WHAT THE TASK ASKS: Transcribe only the part of the listing below that begins at the line containing "Convert this document image to plain text." and runs to its final line, keeping both ends.

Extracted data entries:
• • • • • • •

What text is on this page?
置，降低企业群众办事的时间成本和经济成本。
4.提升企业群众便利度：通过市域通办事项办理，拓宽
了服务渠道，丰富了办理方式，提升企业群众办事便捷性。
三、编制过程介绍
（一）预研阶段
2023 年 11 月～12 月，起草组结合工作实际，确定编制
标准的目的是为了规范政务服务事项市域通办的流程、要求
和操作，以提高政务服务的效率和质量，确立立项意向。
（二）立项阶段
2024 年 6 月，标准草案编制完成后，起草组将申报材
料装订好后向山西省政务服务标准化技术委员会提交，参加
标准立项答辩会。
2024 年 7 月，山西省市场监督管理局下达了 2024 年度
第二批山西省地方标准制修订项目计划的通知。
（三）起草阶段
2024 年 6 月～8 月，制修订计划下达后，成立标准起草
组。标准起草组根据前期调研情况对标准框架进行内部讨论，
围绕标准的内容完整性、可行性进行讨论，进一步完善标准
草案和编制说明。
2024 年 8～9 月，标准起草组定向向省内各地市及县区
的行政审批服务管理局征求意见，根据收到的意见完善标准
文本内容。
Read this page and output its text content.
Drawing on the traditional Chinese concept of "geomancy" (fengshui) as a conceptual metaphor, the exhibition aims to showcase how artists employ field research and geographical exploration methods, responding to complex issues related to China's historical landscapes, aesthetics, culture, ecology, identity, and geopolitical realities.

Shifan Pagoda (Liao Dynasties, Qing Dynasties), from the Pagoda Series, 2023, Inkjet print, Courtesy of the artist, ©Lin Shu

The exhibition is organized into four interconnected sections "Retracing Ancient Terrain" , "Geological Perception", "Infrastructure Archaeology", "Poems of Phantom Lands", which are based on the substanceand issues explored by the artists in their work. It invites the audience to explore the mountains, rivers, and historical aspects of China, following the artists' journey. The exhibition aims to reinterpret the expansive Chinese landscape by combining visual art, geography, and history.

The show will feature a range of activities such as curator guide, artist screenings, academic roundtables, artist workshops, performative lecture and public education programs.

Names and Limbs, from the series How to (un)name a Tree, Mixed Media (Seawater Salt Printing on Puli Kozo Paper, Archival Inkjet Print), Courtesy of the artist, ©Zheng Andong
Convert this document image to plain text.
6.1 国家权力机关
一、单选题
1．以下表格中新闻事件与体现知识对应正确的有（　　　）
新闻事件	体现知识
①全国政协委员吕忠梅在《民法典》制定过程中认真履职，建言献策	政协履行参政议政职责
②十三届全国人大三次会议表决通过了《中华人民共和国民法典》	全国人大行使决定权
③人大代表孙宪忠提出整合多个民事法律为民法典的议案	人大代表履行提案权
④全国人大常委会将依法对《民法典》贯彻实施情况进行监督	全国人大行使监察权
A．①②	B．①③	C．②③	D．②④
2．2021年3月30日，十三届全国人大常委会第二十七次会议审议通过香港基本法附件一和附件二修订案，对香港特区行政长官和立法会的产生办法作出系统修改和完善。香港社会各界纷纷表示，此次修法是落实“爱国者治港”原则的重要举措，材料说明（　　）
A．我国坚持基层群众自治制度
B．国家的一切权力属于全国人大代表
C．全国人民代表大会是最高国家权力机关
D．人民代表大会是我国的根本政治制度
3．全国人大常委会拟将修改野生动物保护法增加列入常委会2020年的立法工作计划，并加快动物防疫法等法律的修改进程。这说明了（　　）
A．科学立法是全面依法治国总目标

• • • • • • •

FULL SOLUTION:
Convert this document image to plain text.
6.1 国家权力机关
一、单选题
1．以下表格中新闻事件与体现知识对应正确的有（　　　）
新闻事件	体现知识
①全国政协委员吕忠梅在《民法典》制定过程中认真履职，建言献策	政协履行参政议政职责
②十三届全国人大三次会议表决通过了《中华人民共和国民法典》	全国人大行使决定权
③人大代表孙宪忠提出整合多个民事法律为民法典的议案	人大代表履行提案权
④全国人大常委会将依法对《民法典》贯彻实施情况进行监督	全国人大行使监察权
A．①②	B．①③	C．②③	D．②④
2．2021年3月30日，十三届全国人大常委会第二十七次会议审议通过香港基本法附件一和附件二修订案，对香港特区行政长官和立法会的产生办法作出系统修改和完善。香港社会各界纷纷表示，此次修法是落实“爱国者治港”原则的重要举措，材料说明（　　）
A．我国坚持基层群众自治制度
B．国家的一切权力属于全国人大代表
C．全国人民代表大会是最高国家权力机关
D．人民代表大会是我国的根本政治制度
3．全国人大常委会拟将修改野生动物保护法增加列入常委会2020年的立法工作计划，并加快动物防疫法等法律的修改进程。这说明了（　　）
A．科学立法是全面依法治国总目标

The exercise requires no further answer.